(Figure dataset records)
☆ ☆ ☆ ☆ ☆

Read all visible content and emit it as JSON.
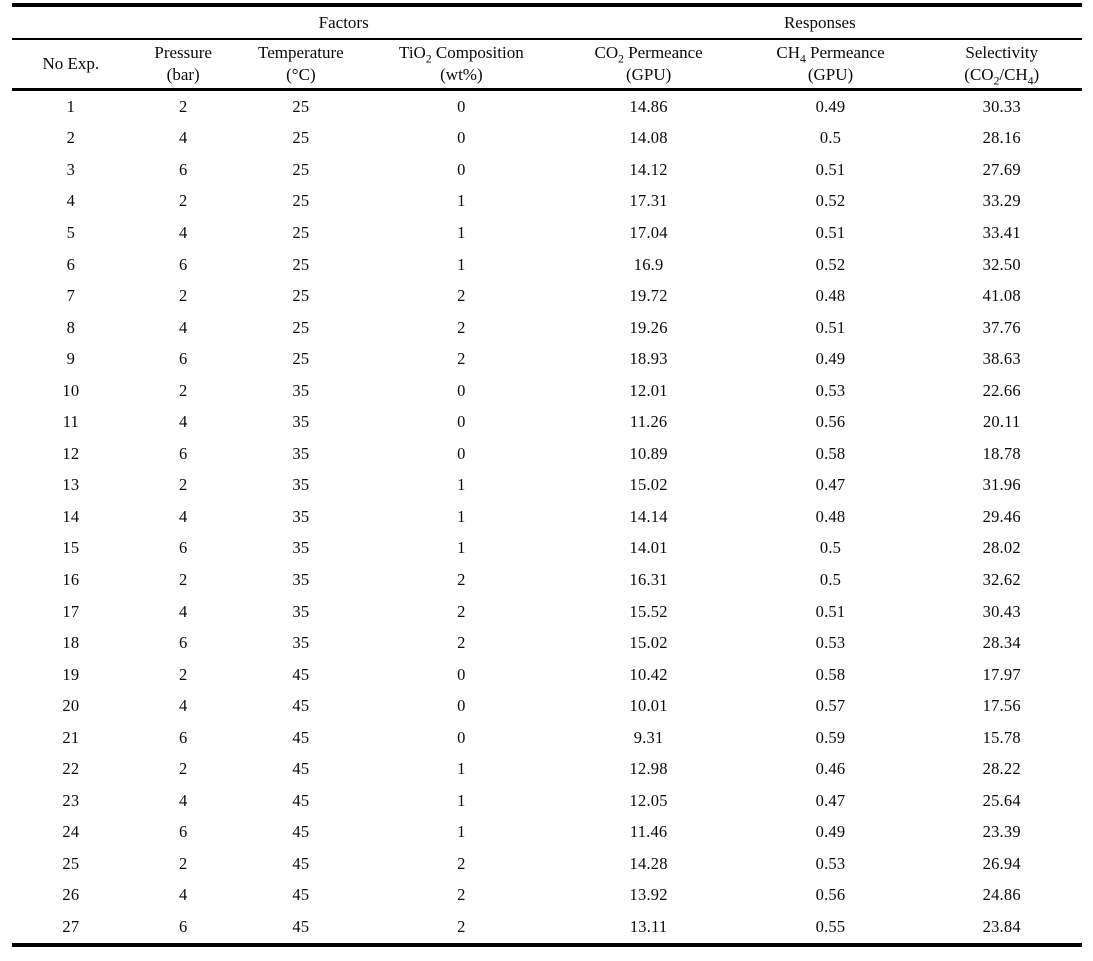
{
  "page": {
    "background": "#ffffff",
    "text_color": "#0a0a0a",
    "rule_color": "#000000"
  },
  "table": {
    "group_header": {
      "corner_label": "",
      "factors_label": "Factors",
      "responses_label": "Responses"
    },
    "columns": [
      {
        "name": "no-exp",
        "line1": [
          [
            "t",
            "No Exp."
          ]
        ],
        "line2": []
      },
      {
        "name": "pressure",
        "line1": [
          [
            "t",
            "Pressure"
          ]
        ],
        "line2": [
          [
            "t",
            "(bar)"
          ]
        ]
      },
      {
        "name": "temperature",
        "line1": [
          [
            "t",
            "Temperature"
          ]
        ],
        "line2": [
          [
            "t",
            "(°C)"
          ]
        ]
      },
      {
        "name": "tio2-composition",
        "line1": [
          [
            "t",
            "TiO"
          ],
          [
            "s",
            "2"
          ],
          [
            "t",
            " Composition"
          ]
        ],
        "line2": [
          [
            "t",
            "(wt%)"
          ]
        ]
      },
      {
        "name": "co2-permeance",
        "line1": [
          [
            "t",
            "CO"
          ],
          [
            "s",
            "2"
          ],
          [
            "t",
            " Permeance"
          ]
        ],
        "line2": [
          [
            "t",
            "(GPU)"
          ]
        ]
      },
      {
        "name": "ch4-permeance",
        "line1": [
          [
            "t",
            "CH"
          ],
          [
            "s",
            "4"
          ],
          [
            "t",
            " Permeance"
          ]
        ],
        "line2": [
          [
            "t",
            "(GPU)"
          ]
        ]
      },
      {
        "name": "selectivity",
        "line1": [
          [
            "t",
            "Selectivity"
          ]
        ],
        "line2": [
          [
            "t",
            "(CO"
          ],
          [
            "s",
            "2"
          ],
          [
            "t",
            "/CH"
          ],
          [
            "s",
            "4"
          ],
          [
            "t",
            ")"
          ]
        ]
      }
    ],
    "rows": [
      [
        "1",
        "2",
        "25",
        "0",
        "14.86",
        "0.49",
        "30.33"
      ],
      [
        "2",
        "4",
        "25",
        "0",
        "14.08",
        "0.5",
        "28.16"
      ],
      [
        "3",
        "6",
        "25",
        "0",
        "14.12",
        "0.51",
        "27.69"
      ],
      [
        "4",
        "2",
        "25",
        "1",
        "17.31",
        "0.52",
        "33.29"
      ],
      [
        "5",
        "4",
        "25",
        "1",
        "17.04",
        "0.51",
        "33.41"
      ],
      [
        "6",
        "6",
        "25",
        "1",
        "16.9",
        "0.52",
        "32.50"
      ],
      [
        "7",
        "2",
        "25",
        "2",
        "19.72",
        "0.48",
        "41.08"
      ],
      [
        "8",
        "4",
        "25",
        "2",
        "19.26",
        "0.51",
        "37.76"
      ],
      [
        "9",
        "6",
        "25",
        "2",
        "18.93",
        "0.49",
        "38.63"
      ],
      [
        "10",
        "2",
        "35",
        "0",
        "12.01",
        "0.53",
        "22.66"
      ],
      [
        "11",
        "4",
        "35",
        "0",
        "11.26",
        "0.56",
        "20.11"
      ],
      [
        "12",
        "6",
        "35",
        "0",
        "10.89",
        "0.58",
        "18.78"
      ],
      [
        "13",
        "2",
        "35",
        "1",
        "15.02",
        "0.47",
        "31.96"
      ],
      [
        "14",
        "4",
        "35",
        "1",
        "14.14",
        "0.48",
        "29.46"
      ],
      [
        "15",
        "6",
        "35",
        "1",
        "14.01",
        "0.5",
        "28.02"
      ],
      [
        "16",
        "2",
        "35",
        "2",
        "16.31",
        "0.5",
        "32.62"
      ],
      [
        "17",
        "4",
        "35",
        "2",
        "15.52",
        "0.51",
        "30.43"
      ],
      [
        "18",
        "6",
        "35",
        "2",
        "15.02",
        "0.53",
        "28.34"
      ],
      [
        "19",
        "2",
        "45",
        "0",
        "10.42",
        "0.58",
        "17.97"
      ],
      [
        "20",
        "4",
        "45",
        "0",
        "10.01",
        "0.57",
        "17.56"
      ],
      [
        "21",
        "6",
        "45",
        "0",
        "9.31",
        "0.59",
        "15.78"
      ],
      [
        "22",
        "2",
        "45",
        "1",
        "12.98",
        "0.46",
        "28.22"
      ],
      [
        "23",
        "4",
        "45",
        "1",
        "12.05",
        "0.47",
        "25.64"
      ],
      [
        "24",
        "6",
        "45",
        "1",
        "11.46",
        "0.49",
        "23.39"
      ],
      [
        "25",
        "2",
        "45",
        "2",
        "14.28",
        "0.53",
        "26.94"
      ],
      [
        "26",
        "4",
        "45",
        "2",
        "13.92",
        "0.56",
        "24.86"
      ],
      [
        "27",
        "6",
        "45",
        "2",
        "13.11",
        "0.55",
        "23.84"
      ]
    ]
  }
}
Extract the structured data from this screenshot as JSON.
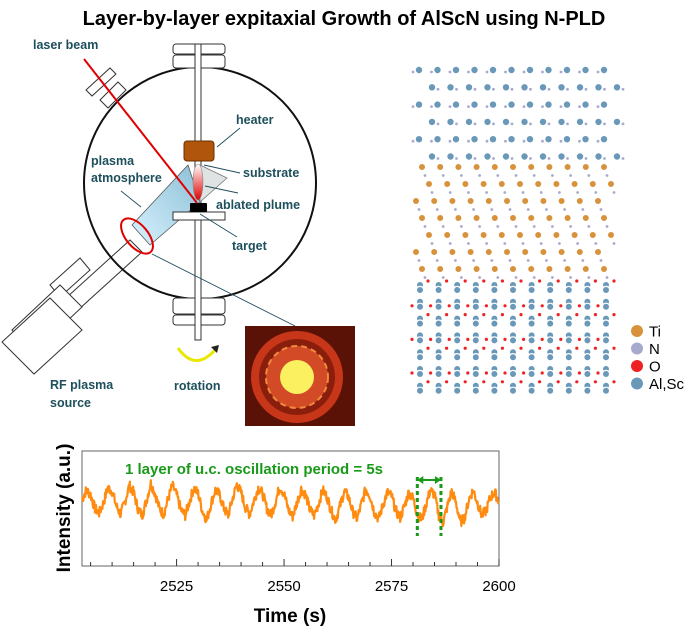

☆ ☆ ☆ ☆ ☆

▶ Goal
Find each line in the records holding the string "name" and show it.

▶ Result for this exercise
        "name": "no-exp",
        "name": "pressure",
        "name": "temperature",
        "name": "tio2-composition",
        "name": "co2-permeance",
        "name": "ch4-permeance",
        "name": "selectivity",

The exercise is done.